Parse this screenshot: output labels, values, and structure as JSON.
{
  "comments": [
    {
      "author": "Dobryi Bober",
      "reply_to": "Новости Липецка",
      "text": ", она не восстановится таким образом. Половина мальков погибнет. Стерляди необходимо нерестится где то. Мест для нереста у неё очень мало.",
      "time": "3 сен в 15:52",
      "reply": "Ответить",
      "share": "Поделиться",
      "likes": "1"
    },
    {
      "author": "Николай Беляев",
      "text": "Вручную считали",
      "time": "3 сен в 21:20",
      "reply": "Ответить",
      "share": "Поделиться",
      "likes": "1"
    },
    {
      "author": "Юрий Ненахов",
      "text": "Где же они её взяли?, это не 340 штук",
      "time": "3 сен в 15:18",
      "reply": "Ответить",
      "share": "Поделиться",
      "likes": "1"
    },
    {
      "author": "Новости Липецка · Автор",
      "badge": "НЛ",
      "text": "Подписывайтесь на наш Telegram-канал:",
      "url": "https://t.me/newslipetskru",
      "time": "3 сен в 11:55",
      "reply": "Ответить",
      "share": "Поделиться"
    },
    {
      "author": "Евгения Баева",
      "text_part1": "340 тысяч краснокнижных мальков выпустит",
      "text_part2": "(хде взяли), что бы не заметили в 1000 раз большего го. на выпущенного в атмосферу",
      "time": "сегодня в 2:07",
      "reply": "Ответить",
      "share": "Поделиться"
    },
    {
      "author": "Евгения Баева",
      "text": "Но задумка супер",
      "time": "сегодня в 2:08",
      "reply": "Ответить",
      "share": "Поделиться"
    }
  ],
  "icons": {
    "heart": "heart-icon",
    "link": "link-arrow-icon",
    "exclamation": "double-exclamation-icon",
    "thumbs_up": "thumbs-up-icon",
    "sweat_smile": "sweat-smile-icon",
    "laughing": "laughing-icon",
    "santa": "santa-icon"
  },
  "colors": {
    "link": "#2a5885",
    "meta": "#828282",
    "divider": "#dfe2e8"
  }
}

* * * * * * *

Short exercise ▸ Write out the full listing, keeping every line exactly as it is.

Solution to the exercise ▸
Parse this screenshot: output labels, values, and structure as JSON.
{
  "comments": [
    {
      "author": "Dobryi Bober",
      "reply_to": "Новости Липецка",
      "text": ", она не восстановится таким образом. Половина мальков погибнет. Стерляди необходимо нерестится где то. Мест для нереста у неё очень мало.",
      "time": "3 сен в 15:52",
      "reply": "Ответить",
      "share": "Поделиться",
      "likes": "1"
    },
    {
      "author": "Николай Беляев",
      "text": "Вручную считали",
      "time": "3 сен в 21:20",
      "reply": "Ответить",
      "share": "Поделиться",
      "likes": "1"
    },
    {
      "author": "Юрий Ненахов",
      "text": "Где же они её взяли?, это не 340 штук",
      "time": "3 сен в 15:18",
      "reply": "Ответить",
      "share": "Поделиться",
      "likes": "1"
    },
    {
      "author": "Новости Липецка · Автор",
      "badge": "НЛ",
      "text": "Подписывайтесь на наш Telegram-канал:",
      "url": "https://t.me/newslipetskru",
      "time": "3 сен в 11:55",
      "reply": "Ответить",
      "share": "Поделиться"
    },
    {
      "author": "Евгения Баева",
      "text_part1": "340 тысяч краснокнижных мальков выпустит",
      "text_part2": "(хде взяли), что бы не заметили в 1000 раз большего го. на выпущенного в атмосферу",
      "time": "сегодня в 2:07",
      "reply": "Ответить",
      "share": "Поделиться"
    },
    {
      "author": "Евгения Баева",
      "text": "Но задумка супер",
      "time": "сегодня в 2:08",
      "reply": "Ответить",
      "share": "Поделиться"
    }
  ],
  "icons": {
    "heart": "heart-icon",
    "link": "link-arrow-icon",
    "exclamation": "double-exclamation-icon",
    "thumbs_up": "thumbs-up-icon",
    "sweat_smile": "sweat-smile-icon",
    "laughing": "laughing-icon",
    "santa": "santa-icon"
  },
  "colors": {
    "link": "#2a5885",
    "meta": "#828282",
    "divider": "#dfe2e8"
  }
}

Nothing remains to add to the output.